Stored records
┌──

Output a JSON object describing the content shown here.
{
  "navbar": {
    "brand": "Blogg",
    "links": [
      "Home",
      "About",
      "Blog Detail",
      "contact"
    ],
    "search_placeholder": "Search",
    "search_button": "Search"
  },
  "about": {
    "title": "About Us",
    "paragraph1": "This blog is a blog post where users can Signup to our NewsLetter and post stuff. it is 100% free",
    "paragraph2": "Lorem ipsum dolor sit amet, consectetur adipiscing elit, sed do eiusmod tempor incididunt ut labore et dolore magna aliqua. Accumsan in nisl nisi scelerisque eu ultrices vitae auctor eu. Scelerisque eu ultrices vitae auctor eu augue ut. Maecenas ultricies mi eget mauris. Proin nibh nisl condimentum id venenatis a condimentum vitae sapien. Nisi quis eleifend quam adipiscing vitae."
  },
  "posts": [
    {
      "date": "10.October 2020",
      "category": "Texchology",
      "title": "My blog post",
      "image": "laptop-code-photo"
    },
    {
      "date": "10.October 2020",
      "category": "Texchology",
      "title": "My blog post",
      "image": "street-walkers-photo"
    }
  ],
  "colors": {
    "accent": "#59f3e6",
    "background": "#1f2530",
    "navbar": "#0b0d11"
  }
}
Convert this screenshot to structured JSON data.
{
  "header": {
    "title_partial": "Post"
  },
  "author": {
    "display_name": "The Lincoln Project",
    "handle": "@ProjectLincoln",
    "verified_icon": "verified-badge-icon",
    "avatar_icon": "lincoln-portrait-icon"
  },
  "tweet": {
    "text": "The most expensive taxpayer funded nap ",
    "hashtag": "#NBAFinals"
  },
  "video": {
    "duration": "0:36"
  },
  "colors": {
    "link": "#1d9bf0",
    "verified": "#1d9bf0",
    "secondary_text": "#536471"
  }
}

└──

**INSTRUCTIONS FOR THE TASK**
Repeat back the data above, exact to the last character.

**RESULT**
Output a JSON object describing the content shown here.
{
  "navbar": {
    "brand": "Blogg",
    "links": [
      "Home",
      "About",
      "Blog Detail",
      "contact"
    ],
    "search_placeholder": "Search",
    "search_button": "Search"
  },
  "about": {
    "title": "About Us",
    "paragraph1": "This blog is a blog post where users can Signup to our NewsLetter and post stuff. it is 100% free",
    "paragraph2": "Lorem ipsum dolor sit amet, consectetur adipiscing elit, sed do eiusmod tempor incididunt ut labore et dolore magna aliqua. Accumsan in nisl nisi scelerisque eu ultrices vitae auctor eu. Scelerisque eu ultrices vitae auctor eu augue ut. Maecenas ultricies mi eget mauris. Proin nibh nisl condimentum id venenatis a condimentum vitae sapien. Nisi quis eleifend quam adipiscing vitae."
  },
  "posts": [
    {
      "date": "10.October 2020",
      "category": "Texchology",
      "title": "My blog post",
      "image": "laptop-code-photo"
    },
    {
      "date": "10.October 2020",
      "category": "Texchology",
      "title": "My blog post",
      "image": "street-walkers-photo"
    }
  ],
  "colors": {
    "accent": "#59f3e6",
    "background": "#1f2530",
    "navbar": "#0b0d11"
  }
}
Convert this screenshot to structured JSON data.
{
  "header": {
    "title_partial": "Post"
  },
  "author": {
    "display_name": "The Lincoln Project",
    "handle": "@ProjectLincoln",
    "verified_icon": "verified-badge-icon",
    "avatar_icon": "lincoln-portrait-icon"
  },
  "tweet": {
    "text": "The most expensive taxpayer funded nap ",
    "hashtag": "#NBAFinals"
  },
  "video": {
    "duration": "0:36"
  },
  "colors": {
    "link": "#1d9bf0",
    "verified": "#1d9bf0",
    "secondary_text": "#536471"
  }
}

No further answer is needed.